--- Provided text ---
* START *
That’s not to say that the Allies had not been tracking down Nazis at the end of the war. In his 2013 bestseller, Hanns and Rudolf, writer Thomas Harding describes how his great uncle Hanns, a Jewish emigrant to Britain in 1936, joined the British War Crimes Investigation Team in 1945 and helped to find Rudolf Höss, who had served as commandant of Auschwitz. The Americans captured Ernst Kaltenbrunner, head of the Reich Security Main Office, in the Austrian mountains in May 1945. The Nuremberg trials, and the follow-up trials, would hardly have been possible without efforts to arrest Nazis. Nor would de-nazification, given that the Allies, in all four zones of Allied-occupied Germany, interned some 250,000 former Nazi officials. Yet the escape to South America of many Nazis neverthless raises questions about Allied laxity.
How were Nazis hunted after WW2, and by whom?
Hunting Nazis has become synonymous with the dogged pursuit of those who escaped Allied capture and lay low for years, even decades. No organisation was more dogged than Mossad, the Israeli intelligence agency which seized Eichmann. But it was the district attorney of Hessen in West Germany, Fritz Bauer, who had alerted Mossad to Eichmann’s whereabouts in Argentina. Bauer, who had fled Nazi Germany in 1935, was Jewish and homosexual, and in postwar West Germany, he fought a lonely battle to bring Nazis to justice.
The televised trial of Eichmann had helped to establish the Holocaust at the heart of Israeli identity. But by the early 1960s, Mossad lost interest in pursuing Josef Mengele, focusing instead on present-day threats against Israeli security.
The pursuit of Nazis is also associated with Simon Wiesenthal (1908–2005), an Austrian Jewish Holocaust survivor. Wiesenthal played a key role, for instance, in the capture and bringing to trial of Franz Stangl in 1967, former commandant of Sobibor and Treblinka extermination camps, who had escaped to Brazil. Wiesenthal has come under criticism for fabricating parts of his biography, for instance by exaggerating the part he played in Eichmann’s capture. While Wiesenthal’s biographer Alan Levy claims in Nazi Hunter that it was Wiesenthal who discovered Eichmann’s hideout, Guy Walters (in Hunting Evil) argues that Wiesenthal “played no direct part either in successfully locating Eichmann, or indeed in his capture”. Given that Wiesenthal thought Eichmann to be living in Europe when he was actually living in Argentina, Walters is probably right. But Wiesenthal’s centrality to the hunt for Nazis is undeniable, whatever his embellishments in his memoirs. He also found Nazis closer to home: in 1970, he pointed out that four members of the new Austrian government were former Nazis. He was accused by some of Nestbeschmutzung – denigrating his country by ‘fouling the nest’. But Wiesenthal’s Nazi hunting encouraged Austria to face its Nazi past.
* END *
(Bounding box annotations)
* START *
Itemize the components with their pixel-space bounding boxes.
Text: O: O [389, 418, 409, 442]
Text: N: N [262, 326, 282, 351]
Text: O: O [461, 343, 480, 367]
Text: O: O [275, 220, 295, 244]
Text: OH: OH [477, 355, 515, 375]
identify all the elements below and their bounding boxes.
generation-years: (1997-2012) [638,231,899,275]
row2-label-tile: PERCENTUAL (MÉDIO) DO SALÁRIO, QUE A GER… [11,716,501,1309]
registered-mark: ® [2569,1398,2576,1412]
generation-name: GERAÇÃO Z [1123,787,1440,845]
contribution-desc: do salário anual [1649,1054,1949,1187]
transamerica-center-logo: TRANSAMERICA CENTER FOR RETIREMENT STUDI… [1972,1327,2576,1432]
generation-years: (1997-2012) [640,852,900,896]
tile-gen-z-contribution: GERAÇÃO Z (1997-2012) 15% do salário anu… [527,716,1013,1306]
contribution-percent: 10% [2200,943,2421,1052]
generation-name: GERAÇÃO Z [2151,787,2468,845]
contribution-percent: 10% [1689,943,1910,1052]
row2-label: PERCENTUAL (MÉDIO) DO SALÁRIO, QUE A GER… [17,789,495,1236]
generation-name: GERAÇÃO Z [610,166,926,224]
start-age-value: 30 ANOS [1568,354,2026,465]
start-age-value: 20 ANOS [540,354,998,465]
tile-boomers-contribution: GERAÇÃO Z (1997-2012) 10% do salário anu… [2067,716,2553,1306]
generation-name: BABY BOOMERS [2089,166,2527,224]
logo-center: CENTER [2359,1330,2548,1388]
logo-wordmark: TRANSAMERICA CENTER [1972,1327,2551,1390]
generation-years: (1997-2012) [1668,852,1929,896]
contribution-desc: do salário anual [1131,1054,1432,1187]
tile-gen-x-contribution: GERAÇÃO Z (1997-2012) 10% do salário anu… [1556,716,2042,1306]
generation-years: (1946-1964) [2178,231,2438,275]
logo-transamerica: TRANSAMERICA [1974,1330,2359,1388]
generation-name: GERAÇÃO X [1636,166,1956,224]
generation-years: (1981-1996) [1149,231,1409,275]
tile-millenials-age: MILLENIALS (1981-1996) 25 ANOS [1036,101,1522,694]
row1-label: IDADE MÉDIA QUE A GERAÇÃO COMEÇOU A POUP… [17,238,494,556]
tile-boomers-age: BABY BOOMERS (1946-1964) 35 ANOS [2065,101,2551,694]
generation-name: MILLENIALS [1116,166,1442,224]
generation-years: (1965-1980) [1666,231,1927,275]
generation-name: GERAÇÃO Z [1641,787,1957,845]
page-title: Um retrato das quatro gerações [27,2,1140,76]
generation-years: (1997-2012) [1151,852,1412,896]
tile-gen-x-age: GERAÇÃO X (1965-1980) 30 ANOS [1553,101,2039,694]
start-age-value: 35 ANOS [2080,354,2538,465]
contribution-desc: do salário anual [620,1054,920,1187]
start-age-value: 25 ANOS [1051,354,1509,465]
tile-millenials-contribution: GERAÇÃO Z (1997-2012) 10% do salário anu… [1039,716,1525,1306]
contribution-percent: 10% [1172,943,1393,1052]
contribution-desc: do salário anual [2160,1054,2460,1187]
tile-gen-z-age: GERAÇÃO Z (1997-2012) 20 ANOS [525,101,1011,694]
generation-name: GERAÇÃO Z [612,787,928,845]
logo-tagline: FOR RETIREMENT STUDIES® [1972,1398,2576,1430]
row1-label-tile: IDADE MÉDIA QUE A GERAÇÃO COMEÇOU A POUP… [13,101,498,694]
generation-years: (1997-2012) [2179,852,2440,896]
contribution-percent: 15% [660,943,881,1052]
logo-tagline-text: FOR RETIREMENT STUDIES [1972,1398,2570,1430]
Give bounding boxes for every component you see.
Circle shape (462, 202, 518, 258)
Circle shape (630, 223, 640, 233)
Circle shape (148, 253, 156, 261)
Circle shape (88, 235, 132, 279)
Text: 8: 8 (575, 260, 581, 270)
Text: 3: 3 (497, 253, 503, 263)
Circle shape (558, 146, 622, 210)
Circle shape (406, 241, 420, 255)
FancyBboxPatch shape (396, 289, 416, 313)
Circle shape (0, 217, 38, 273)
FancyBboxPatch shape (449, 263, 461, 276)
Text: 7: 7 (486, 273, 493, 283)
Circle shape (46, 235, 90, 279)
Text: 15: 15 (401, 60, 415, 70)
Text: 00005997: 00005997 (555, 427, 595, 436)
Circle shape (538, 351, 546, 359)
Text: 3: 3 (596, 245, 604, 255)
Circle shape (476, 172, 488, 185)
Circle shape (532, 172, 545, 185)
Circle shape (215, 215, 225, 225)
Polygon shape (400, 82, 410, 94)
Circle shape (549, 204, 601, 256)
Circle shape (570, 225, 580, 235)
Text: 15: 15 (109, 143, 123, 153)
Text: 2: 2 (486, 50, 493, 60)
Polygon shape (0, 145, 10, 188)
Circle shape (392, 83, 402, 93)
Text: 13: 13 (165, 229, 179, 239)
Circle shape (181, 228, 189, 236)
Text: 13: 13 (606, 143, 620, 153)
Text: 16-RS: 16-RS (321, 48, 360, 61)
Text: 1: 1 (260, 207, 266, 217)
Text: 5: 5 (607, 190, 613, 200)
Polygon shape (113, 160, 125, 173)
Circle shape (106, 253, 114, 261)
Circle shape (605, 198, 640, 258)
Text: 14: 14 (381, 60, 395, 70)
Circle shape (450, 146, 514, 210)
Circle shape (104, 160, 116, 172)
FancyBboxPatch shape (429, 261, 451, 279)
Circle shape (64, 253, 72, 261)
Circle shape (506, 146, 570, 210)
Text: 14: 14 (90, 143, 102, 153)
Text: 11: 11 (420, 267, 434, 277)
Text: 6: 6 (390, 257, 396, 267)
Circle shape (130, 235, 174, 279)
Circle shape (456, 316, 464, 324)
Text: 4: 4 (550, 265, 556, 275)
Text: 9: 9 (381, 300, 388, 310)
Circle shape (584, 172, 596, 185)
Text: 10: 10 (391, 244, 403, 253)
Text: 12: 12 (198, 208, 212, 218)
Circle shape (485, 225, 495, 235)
* END *
--- Stated exercise ---
Pick up the text on hunting Nazis after the Second World War right after its final sentence and keep writing it in the same style.

--- Output below ---
Beate Klarsfeld (née Künzel) played a similar role in West Germany. In 1971, she and her French husband Serge Klarsfeld staged a spectacular, if botched attempt in Cologne to kidnap Kurt Lischka – former commander of the Security Police in Nazi-occupied Paris who was guilty of deporting some 75,000 French Jews. France had sentenced him to life imprisonment, but the West German Basic Law prohibited the extradition of Germans. The Klarsfelds were also instrumental in detecting the whereabouts of Klaus Barbie in Bolivia in 1971. Most famous is Beate’s slapping of West German Chancellor Kurt Kiesinger in 1968. “Nazi, Nazi, Nazi”, she shouted at him. (Nobel-prize winning novelist Heinrich Böll sent her 50 red roses as a sign of his approval.)
Nazi hunting in modern culture
The hunt for Nazis was motivated by the wish to bring criminals to justice. It was not really motivated by fear that ex-Nazis might launch a Fourth Reich. But in the world of culture, this is precisely the fear that drives the Nazi hunters. The most famous fictitious hunt of all is surely that of the character of German crime reporter, Peter Miller, in Frederick Forsyth’s novel The Odessa File (1972). Miller goes in search of Eduard Roschmann – who, in both his fictional and real life role – was the commandant of the Riga ghetto in Latvia, who escaped to Argentina in 1948. In the novel, Miller infiltrates ODESSA, and ultimately ODESSA’s plan to wipe out the state of Israel is foiled. If ODESSA ever existed, it certainly did not transmute from a Nazi escape network into an instrument of liquidation. But Forsyth’s novel reflected a cultural angst that saw uncaptured Nazis as the source of world threats. It was an angst heightened by constant sightings, eagerly reported in the press, not only of surviving Nazis, but of those long since dead, notably of Hitler’s secretary Martin Bormann, or even of Hitler himself. Nazi spectres stalked the European imagination.
Forsyth’s novel reflected a cultural angst which saw uncaptured Nazis as the source of world threats
But the Nazi who caused the most angst was one who was indeed still alive – until 1979 – and that was the ‘Angel of Death’, Josef Mengele. He died in Brazil of a stroke, having never been captured.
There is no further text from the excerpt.